Exercise aim:
Copy out each line below that has the word "华南理工大学" in it.

(Stored dataset items)
____

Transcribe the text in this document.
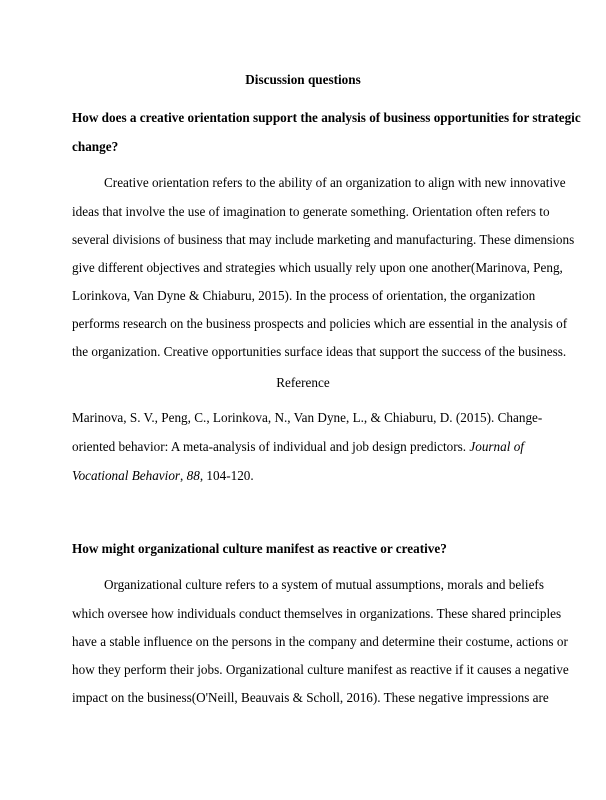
Discussion questions
How does a creative orientation support the analysis of business opportunities for strategic
change?
Creative orientation refers to the ability of an organization to align with new innovative
ideas that involve the use of imagination to generate something. Orientation often refers to
several divisions of business that may include marketing and manufacturing. These dimensions
give different objectives and strategies which usually rely upon one another(Marinova, Peng,
Lorinkova, Van Dyne & Chiaburu, 2015). In the process of orientation, the organization
performs research on the business prospects and policies which are essential in the analysis of
the organization. Creative opportunities surface ideas that support the success of the business.
Reference
Marinova, S. V., Peng, C., Lorinkova, N., Van Dyne, L., & Chiaburu, D. (2015). Change-
oriented behavior: A meta-analysis of individual and job design predictors. Journal of
Vocational Behavior, 88, 104-120.
How might organizational culture manifest as reactive or creative?
Organizational culture refers to a system of mutual assumptions, morals and beliefs
which oversee how individuals conduct themselves in organizations. These shared principles
have a stable influence on the persons in the company and determine their costume, actions or
how they perform their jobs. Organizational culture manifest as reactive if it causes a negative
impact on the business(O'Neill, Beauvais & Scholl, 2016). These negative impressions are
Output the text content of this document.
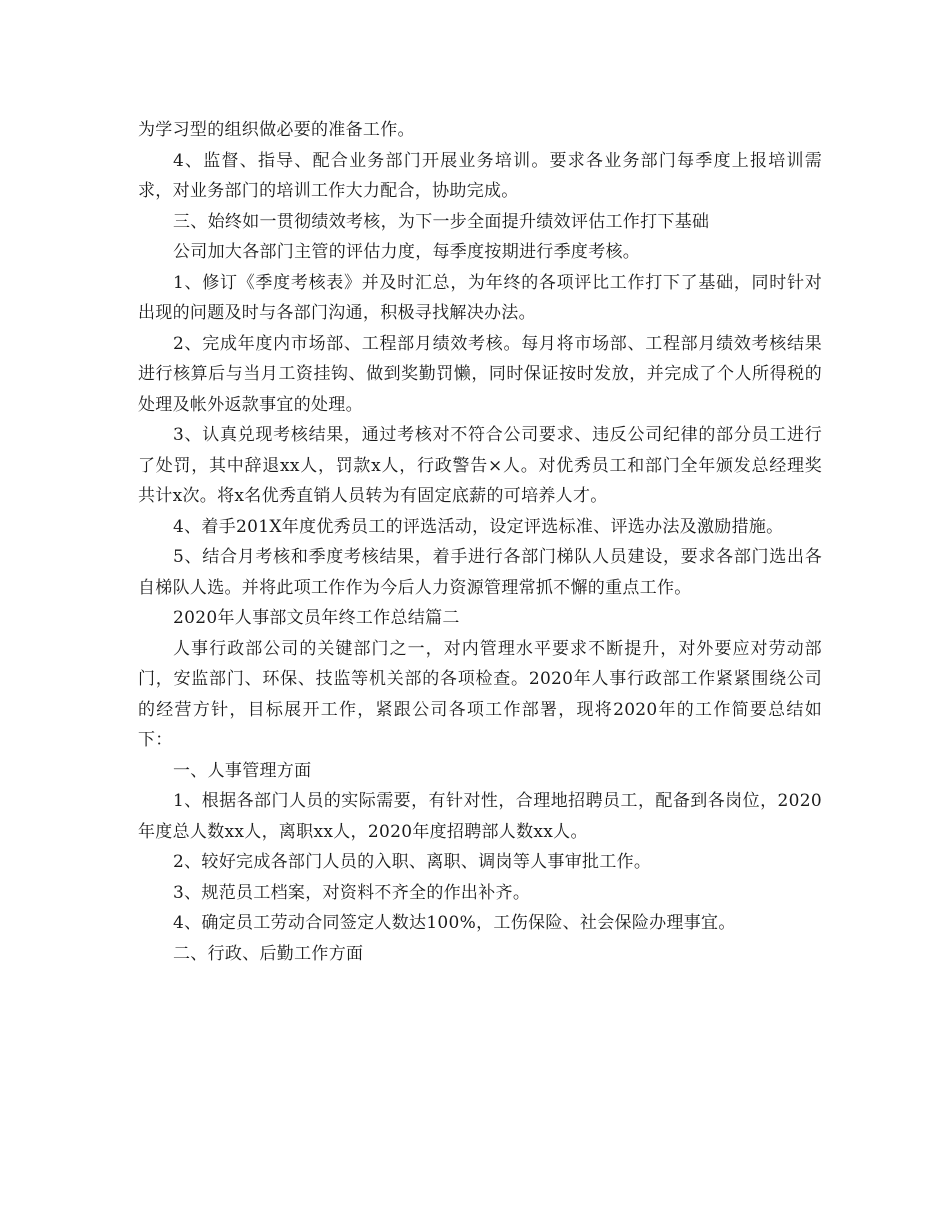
为学习型的组织做必要的准备工作。

4、监督、指导、配合业务部门开展业务培训。要求各业务部门每季度上报培训需求，对业务部门的培训工作大力配合，协助完成。

三、始终如一贯彻绩效考核，为下一步全面提升绩效评估工作打下基础

公司加大各部门主管的评估力度，每季度按期进行季度考核。

1、修订《季度考核表》并及时汇总，为年终的各项评比工作打下了基础，同时针对出现的问题及时与各部门沟通，积极寻找解决办法。

2、完成年度内市场部、工程部月绩效考核。每月将市场部、工程部月绩效考核结果进行核算后与当月工资挂钩、做到奖勤罚懒，同时保证按时发放，并完成了个人所得税的处理及帐外返款事宜的处理。

3、认真兑现考核结果，通过考核对不符合公司要求、违反公司纪律的部分员工进行了处罚，其中辞退xx人，罚款x人，行政警告×人。对优秀员工和部门全年颁发总经理奖共计x次。将x名优秀直销人员转为有固定底薪的可培养人才。

4、着手201X年度优秀员工的评选活动，设定评选标准、评选办法及激励措施。

5、结合月考核和季度考核结果，着手进行各部门梯队人员建设，要求各部门选出各自梯队人选。并将此项工作作为今后人力资源管理常抓不懈的重点工作。

2020年人事部文员年终工作总结篇二

人事行政部公司的关键部门之一，对内管理水平要求不断提升，对外要应对劳动部门，安监部门、环保、技监等机关部的各项检查。2020年人事行政部工作紧紧围绕公司的经营方针，目标展开工作，紧跟公司各项工作部署，现将2020年的工作简要总结如下：

一、人事管理方面

1、根据各部门人员的实际需要，有针对性，合理地招聘员工，配备到各岗位，2020年度总人数xx人，离职xx人，2020年度招聘部人数xx人。

2、较好完成各部门人员的入职、离职、调岗等人事审批工作。

3、规范员工档案，对资料不齐全的作出补齐。

4、确定员工劳动合同签定人数达100%，工伤保险、社会保险办理事宜。

二、行政、后勤工作方面
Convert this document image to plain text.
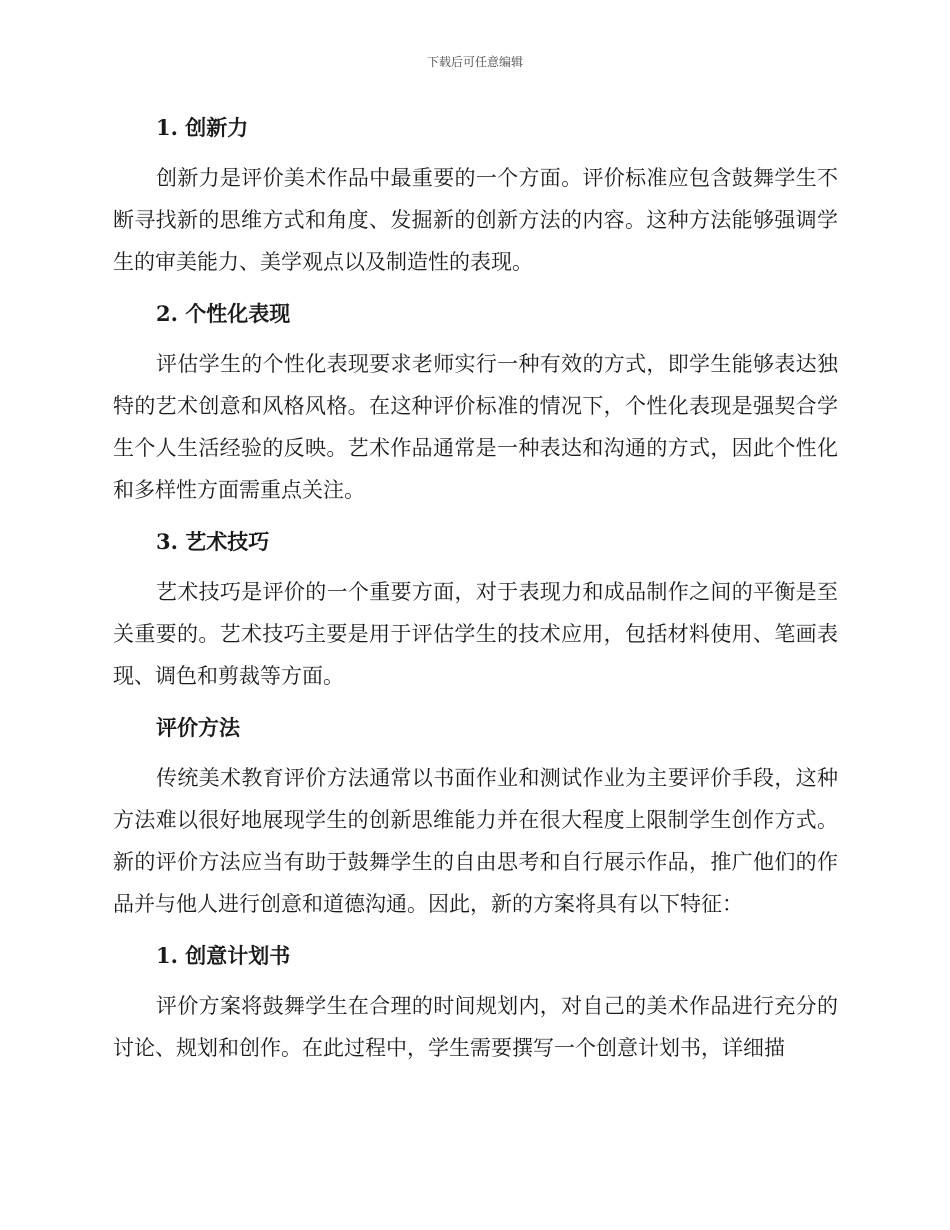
下载后可任意编辑
1. 创新力
创新力是评价美术作品中最重要的一个方面。评价标准应包含鼓舞学生不断寻找新的思维方式和角度、发掘新的创新方法的内容。这种方法能够强调学生的审美能力、美学观点以及制造性的表现。
2. 个性化表现
评估学生的个性化表现要求老师实行一种有效的方式，即学生能够表达独特的艺术创意和风格风格。在这种评价标准的情况下，个性化表现是强契合学生个人生活经验的反映。艺术作品通常是一种表达和沟通的方式，因此个性化和多样性方面需重点关注。
3. 艺术技巧
艺术技巧是评价的一个重要方面，对于表现力和成品制作之间的平衡是至关重要的。艺术技巧主要是用于评估学生的技术应用，包括材料使用、笔画表现、调色和剪裁等方面。
评价方法
传统美术教育评价方法通常以书面作业和测试作业为主要评价手段，这种方法难以很好地展现学生的创新思维能力并在很大程度上限制学生创作方式。新的评价方法应当有助于鼓舞学生的自由思考和自行展示作品，推广他们的作品并与他人进行创意和道德沟通。因此，新的方案将具有以下特征：
1. 创意计划书
评价方案将鼓舞学生在合理的时间规划内，对自己的美术作品进行充分的讨论、规划和创作。在此过程中，学生需要撰写一个创意计划书，详细描
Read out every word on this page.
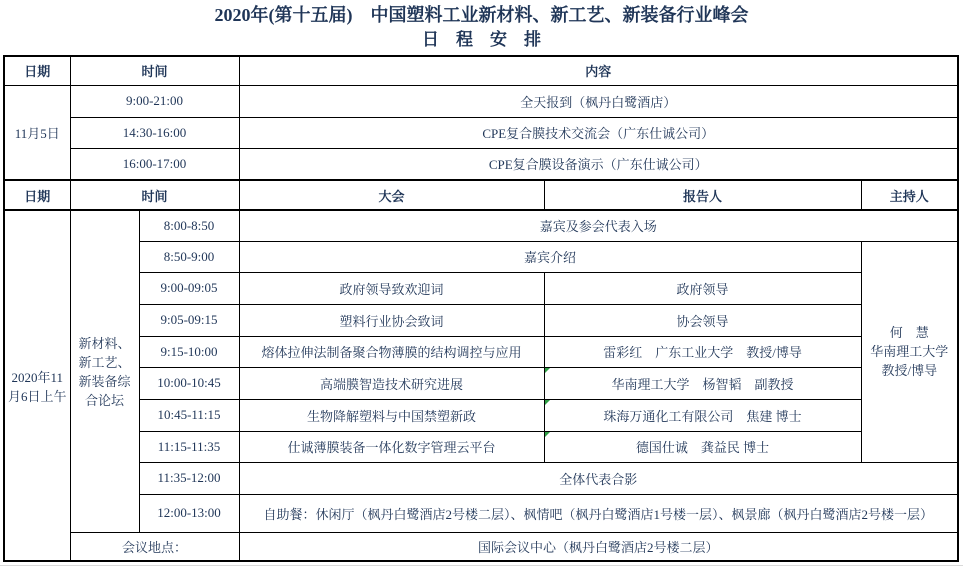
2020年(第十五届)　中国塑料工业新材料、新工艺、新装备行业峰会
日　程　安　排
日期	时间		内容		
11月5日	9:00-21:00		全天报到（枫丹白鹭酒店）		
	14:30-16:00		CPE复合膜技术交流会（广东仕诚公司）		
	16:00-17:00		CPE复合膜设备演示（广东仕诚公司）		
日期	时间		大会	报告人	主持人
2020年11月6日上午	新材料、新工艺、新装备综合论坛	8:00-8:50	嘉宾及参会代表入场		
		8:50-9:00	嘉宾介绍		何　慧
华南理工大学
教授/博导

		9:00-09:05	政府领导致欢迎词	政府领导	
		9:05-09:15	塑料行业协会致词	协会领导	
		9:15-10:00	熔体拉伸法制备聚合物薄膜的结构调控与应用	雷彩红　广东工业大学　教授/博导	
		10:00-10:45	高端膜智造技术研究进展	华南理工大学　杨智韬　副教授	
		10:45-11:15	生物降解塑料与中国禁塑新政	珠海万通化工有限公司　焦建 博士	
		11:15-11:35	仕诚薄膜装备一体化数字管理云平台	德国仕诚　龚益民 博士	
		11:35-12:00	全体代表合影		
		12:00-13:00	自助餐：休闲厅（枫丹白鹭酒店2号楼二层）、枫情吧（枫丹白鹭酒店1号楼一层）、枫景廊（枫丹白鹭酒店2号楼一层）		
	会议地点：		国际会议中心（枫丹白鹭酒店2号楼二层）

____

Response:
华南理工大学
		10:00-10:45	高端膜智造技术研究进展	华南理工大学　杨智韬　副教授	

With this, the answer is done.